SET EXERCISE = Repeat the records below exactly.

## Begin RECORDS FOR THIS EXERCISE

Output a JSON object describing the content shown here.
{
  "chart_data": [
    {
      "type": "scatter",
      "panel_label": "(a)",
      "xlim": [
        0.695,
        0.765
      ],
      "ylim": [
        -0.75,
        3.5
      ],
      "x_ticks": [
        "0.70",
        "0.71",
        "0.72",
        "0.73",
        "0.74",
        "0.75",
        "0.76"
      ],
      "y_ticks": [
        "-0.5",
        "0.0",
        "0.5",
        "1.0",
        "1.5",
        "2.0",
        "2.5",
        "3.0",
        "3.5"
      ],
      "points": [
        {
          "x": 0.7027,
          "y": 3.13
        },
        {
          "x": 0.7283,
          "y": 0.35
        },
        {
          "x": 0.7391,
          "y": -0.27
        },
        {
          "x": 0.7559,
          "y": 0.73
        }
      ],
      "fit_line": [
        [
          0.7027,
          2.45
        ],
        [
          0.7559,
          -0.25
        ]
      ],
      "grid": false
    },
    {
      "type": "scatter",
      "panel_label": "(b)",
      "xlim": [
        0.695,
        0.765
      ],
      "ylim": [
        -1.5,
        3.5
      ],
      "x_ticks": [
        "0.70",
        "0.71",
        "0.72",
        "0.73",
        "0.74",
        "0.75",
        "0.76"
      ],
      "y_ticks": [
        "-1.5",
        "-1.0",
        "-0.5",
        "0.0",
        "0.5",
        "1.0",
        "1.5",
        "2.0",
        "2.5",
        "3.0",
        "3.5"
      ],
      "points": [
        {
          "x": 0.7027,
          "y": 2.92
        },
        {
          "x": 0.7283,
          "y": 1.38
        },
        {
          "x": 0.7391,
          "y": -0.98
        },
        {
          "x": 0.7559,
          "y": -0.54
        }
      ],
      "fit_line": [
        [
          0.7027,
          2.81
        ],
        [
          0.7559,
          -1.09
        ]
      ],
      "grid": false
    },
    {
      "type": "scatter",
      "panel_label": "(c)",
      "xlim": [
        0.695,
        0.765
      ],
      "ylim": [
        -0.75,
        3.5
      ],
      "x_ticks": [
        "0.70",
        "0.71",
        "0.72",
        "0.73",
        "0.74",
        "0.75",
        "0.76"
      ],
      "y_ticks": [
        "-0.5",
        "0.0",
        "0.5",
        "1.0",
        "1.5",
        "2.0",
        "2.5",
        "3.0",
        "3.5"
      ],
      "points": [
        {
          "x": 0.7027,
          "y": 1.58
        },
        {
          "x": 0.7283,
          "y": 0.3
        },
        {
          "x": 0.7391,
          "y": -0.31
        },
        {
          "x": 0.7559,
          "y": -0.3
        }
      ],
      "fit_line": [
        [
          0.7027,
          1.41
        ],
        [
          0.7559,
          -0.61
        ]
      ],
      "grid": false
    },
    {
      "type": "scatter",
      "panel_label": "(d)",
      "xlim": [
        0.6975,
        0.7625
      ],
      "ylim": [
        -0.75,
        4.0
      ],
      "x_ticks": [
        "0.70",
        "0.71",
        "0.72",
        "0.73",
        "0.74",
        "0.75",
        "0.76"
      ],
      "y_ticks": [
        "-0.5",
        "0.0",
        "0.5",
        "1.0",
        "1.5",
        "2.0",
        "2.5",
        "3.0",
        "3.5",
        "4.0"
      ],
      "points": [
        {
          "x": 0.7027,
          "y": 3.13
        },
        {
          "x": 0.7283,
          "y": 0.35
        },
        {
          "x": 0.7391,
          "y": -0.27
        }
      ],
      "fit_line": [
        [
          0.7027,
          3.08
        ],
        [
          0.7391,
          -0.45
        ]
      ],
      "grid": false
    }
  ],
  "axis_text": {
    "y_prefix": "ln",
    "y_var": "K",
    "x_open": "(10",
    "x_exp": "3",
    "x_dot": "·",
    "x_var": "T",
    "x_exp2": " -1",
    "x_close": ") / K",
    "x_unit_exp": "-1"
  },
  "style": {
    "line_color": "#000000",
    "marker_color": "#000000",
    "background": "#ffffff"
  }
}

## End RECORDS FOR THIS EXERCISE

FULL RESPONSE =
Output a JSON object describing the content shown here.
{
  "chart_data": [
    {
      "type": "scatter",
      "panel_label": "(a)",
      "xlim": [
        0.695,
        0.765
      ],
      "ylim": [
        -0.75,
        3.5
      ],
      "x_ticks": [
        "0.70",
        "0.71",
        "0.72",
        "0.73",
        "0.74",
        "0.75",
        "0.76"
      ],
      "y_ticks": [
        "-0.5",
        "0.0",
        "0.5",
        "1.0",
        "1.5",
        "2.0",
        "2.5",
        "3.0",
        "3.5"
      ],
      "points": [
        {
          "x": 0.7027,
          "y": 3.13
        },
        {
          "x": 0.7283,
          "y": 0.35
        },
        {
          "x": 0.7391,
          "y": -0.27
        },
        {
          "x": 0.7559,
          "y": 0.73
        }
      ],
      "fit_line": [
        [
          0.7027,
          2.45
        ],
        [
          0.7559,
          -0.25
        ]
      ],
      "grid": false
    },
    {
      "type": "scatter",
      "panel_label": "(b)",
      "xlim": [
        0.695,
        0.765
      ],
      "ylim": [
        -1.5,
        3.5
      ],
      "x_ticks": [
        "0.70",
        "0.71",
        "0.72",
        "0.73",
        "0.74",
        "0.75",
        "0.76"
      ],
      "y_ticks": [
        "-1.5",
        "-1.0",
        "-0.5",
        "0.0",
        "0.5",
        "1.0",
        "1.5",
        "2.0",
        "2.5",
        "3.0",
        "3.5"
      ],
      "points": [
        {
          "x": 0.7027,
          "y": 2.92
        },
        {
          "x": 0.7283,
          "y": 1.38
        },
        {
          "x": 0.7391,
          "y": -0.98
        },
        {
          "x": 0.7559,
          "y": -0.54
        }
      ],
      "fit_line": [
        [
          0.7027,
          2.81
        ],
        [
          0.7559,
          -1.09
        ]
      ],
      "grid": false
    },
    {
      "type": "scatter",
      "panel_label": "(c)",
      "xlim": [
        0.695,
        0.765
      ],
      "ylim": [
        -0.75,
        3.5
      ],
      "x_ticks": [
        "0.70",
        "0.71",
        "0.72",
        "0.73",
        "0.74",
        "0.75",
        "0.76"
      ],
      "y_ticks": [
        "-0.5",
        "0.0",
        "0.5",
        "1.0",
        "1.5",
        "2.0",
        "2.5",
        "3.0",
        "3.5"
      ],
      "points": [
        {
          "x": 0.7027,
          "y": 1.58
        },
        {
          "x": 0.7283,
          "y": 0.3
        },
        {
          "x": 0.7391,
          "y": -0.31
        },
        {
          "x": 0.7559,
          "y": -0.3
        }
      ],
      "fit_line": [
        [
          0.7027,
          1.41
        ],
        [
          0.7559,
          -0.61
        ]
      ],
      "grid": false
    },
    {
      "type": "scatter",
      "panel_label": "(d)",
      "xlim": [
        0.6975,
        0.7625
      ],
      "ylim": [
        -0.75,
        4.0
      ],
      "x_ticks": [
        "0.70",
        "0.71",
        "0.72",
        "0.73",
        "0.74",
        "0.75",
        "0.76"
      ],
      "y_ticks": [
        "-0.5",
        "0.0",
        "0.5",
        "1.0",
        "1.5",
        "2.0",
        "2.5",
        "3.0",
        "3.5",
        "4.0"
      ],
      "points": [
        {
          "x": 0.7027,
          "y": 3.13
        },
        {
          "x": 0.7283,
          "y": 0.35
        },
        {
          "x": 0.7391,
          "y": -0.27
        }
      ],
      "fit_line": [
        [
          0.7027,
          3.08
        ],
        [
          0.7391,
          -0.45
        ]
      ],
      "grid": false
    }
  ],
  "axis_text": {
    "y_prefix": "ln",
    "y_var": "K",
    "x_open": "(10",
    "x_exp": "3",
    "x_dot": "·",
    "x_var": "T",
    "x_exp2": " -1",
    "x_close": ") / K",
    "x_unit_exp": "-1"
  },
  "style": {
    "line_color": "#000000",
    "marker_color": "#000000",
    "background": "#ffffff"
  }
}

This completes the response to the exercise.